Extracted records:
===
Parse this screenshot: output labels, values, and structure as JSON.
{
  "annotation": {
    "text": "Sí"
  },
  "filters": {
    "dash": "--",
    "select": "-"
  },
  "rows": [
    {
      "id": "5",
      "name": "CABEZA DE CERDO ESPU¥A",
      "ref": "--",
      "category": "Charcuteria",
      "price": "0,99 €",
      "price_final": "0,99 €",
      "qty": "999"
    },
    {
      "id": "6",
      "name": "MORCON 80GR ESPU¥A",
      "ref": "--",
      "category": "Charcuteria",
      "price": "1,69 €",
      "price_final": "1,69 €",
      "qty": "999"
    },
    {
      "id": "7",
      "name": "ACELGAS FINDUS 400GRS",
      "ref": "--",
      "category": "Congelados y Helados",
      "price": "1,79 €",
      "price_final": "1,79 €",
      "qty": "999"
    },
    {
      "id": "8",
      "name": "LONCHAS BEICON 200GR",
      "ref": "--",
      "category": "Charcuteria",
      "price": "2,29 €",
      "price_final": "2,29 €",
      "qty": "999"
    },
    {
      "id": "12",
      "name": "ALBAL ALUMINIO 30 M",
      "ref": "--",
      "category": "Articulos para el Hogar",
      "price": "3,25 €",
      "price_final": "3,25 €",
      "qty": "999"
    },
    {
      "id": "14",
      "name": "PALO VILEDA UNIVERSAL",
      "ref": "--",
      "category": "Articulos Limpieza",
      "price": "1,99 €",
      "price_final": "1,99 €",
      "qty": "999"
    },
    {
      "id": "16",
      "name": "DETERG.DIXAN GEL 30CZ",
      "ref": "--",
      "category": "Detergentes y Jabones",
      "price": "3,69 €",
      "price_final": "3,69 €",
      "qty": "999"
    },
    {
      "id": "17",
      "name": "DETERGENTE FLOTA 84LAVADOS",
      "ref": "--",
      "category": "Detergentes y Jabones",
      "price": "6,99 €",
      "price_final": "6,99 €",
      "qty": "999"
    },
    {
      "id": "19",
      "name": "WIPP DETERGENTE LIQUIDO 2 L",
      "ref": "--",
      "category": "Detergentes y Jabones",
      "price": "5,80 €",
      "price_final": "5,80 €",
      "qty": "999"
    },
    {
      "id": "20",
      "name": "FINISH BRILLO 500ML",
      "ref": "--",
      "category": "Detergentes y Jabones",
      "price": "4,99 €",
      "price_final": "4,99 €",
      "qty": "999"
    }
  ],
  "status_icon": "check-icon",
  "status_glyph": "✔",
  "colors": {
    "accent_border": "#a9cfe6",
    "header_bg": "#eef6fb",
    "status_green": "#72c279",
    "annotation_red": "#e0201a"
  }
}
===
What you have to do: Copy out all of the records above with nothing altered.

Full output:
Parse this screenshot: output labels, values, and structure as JSON.
{
  "annotation": {
    "text": "Sí"
  },
  "filters": {
    "dash": "--",
    "select": "-"
  },
  "rows": [
    {
      "id": "5",
      "name": "CABEZA DE CERDO ESPU¥A",
      "ref": "--",
      "category": "Charcuteria",
      "price": "0,99 €",
      "price_final": "0,99 €",
      "qty": "999"
    },
    {
      "id": "6",
      "name": "MORCON 80GR ESPU¥A",
      "ref": "--",
      "category": "Charcuteria",
      "price": "1,69 €",
      "price_final": "1,69 €",
      "qty": "999"
    },
    {
      "id": "7",
      "name": "ACELGAS FINDUS 400GRS",
      "ref": "--",
      "category": "Congelados y Helados",
      "price": "1,79 €",
      "price_final": "1,79 €",
      "qty": "999"
    },
    {
      "id": "8",
      "name": "LONCHAS BEICON 200GR",
      "ref": "--",
      "category": "Charcuteria",
      "price": "2,29 €",
      "price_final": "2,29 €",
      "qty": "999"
    },
    {
      "id": "12",
      "name": "ALBAL ALUMINIO 30 M",
      "ref": "--",
      "category": "Articulos para el Hogar",
      "price": "3,25 €",
      "price_final": "3,25 €",
      "qty": "999"
    },
    {
      "id": "14",
      "name": "PALO VILEDA UNIVERSAL",
      "ref": "--",
      "category": "Articulos Limpieza",
      "price": "1,99 €",
      "price_final": "1,99 €",
      "qty": "999"
    },
    {
      "id": "16",
      "name": "DETERG.DIXAN GEL 30CZ",
      "ref": "--",
      "category": "Detergentes y Jabones",
      "price": "3,69 €",
      "price_final": "3,69 €",
      "qty": "999"
    },
    {
      "id": "17",
      "name": "DETERGENTE FLOTA 84LAVADOS",
      "ref": "--",
      "category": "Detergentes y Jabones",
      "price": "6,99 €",
      "price_final": "6,99 €",
      "qty": "999"
    },
    {
      "id": "19",
      "name": "WIPP DETERGENTE LIQUIDO 2 L",
      "ref": "--",
      "category": "Detergentes y Jabones",
      "price": "5,80 €",
      "price_final": "5,80 €",
      "qty": "999"
    },
    {
      "id": "20",
      "name": "FINISH BRILLO 500ML",
      "ref": "--",
      "category": "Detergentes y Jabones",
      "price": "4,99 €",
      "price_final": "4,99 €",
      "qty": "999"
    }
  ],
  "status_icon": "check-icon",
  "status_glyph": "✔",
  "colors": {
    "accent_border": "#a9cfe6",
    "header_bg": "#eef6fb",
    "status_green": "#72c279",
    "annotation_red": "#e0201a"
  }
}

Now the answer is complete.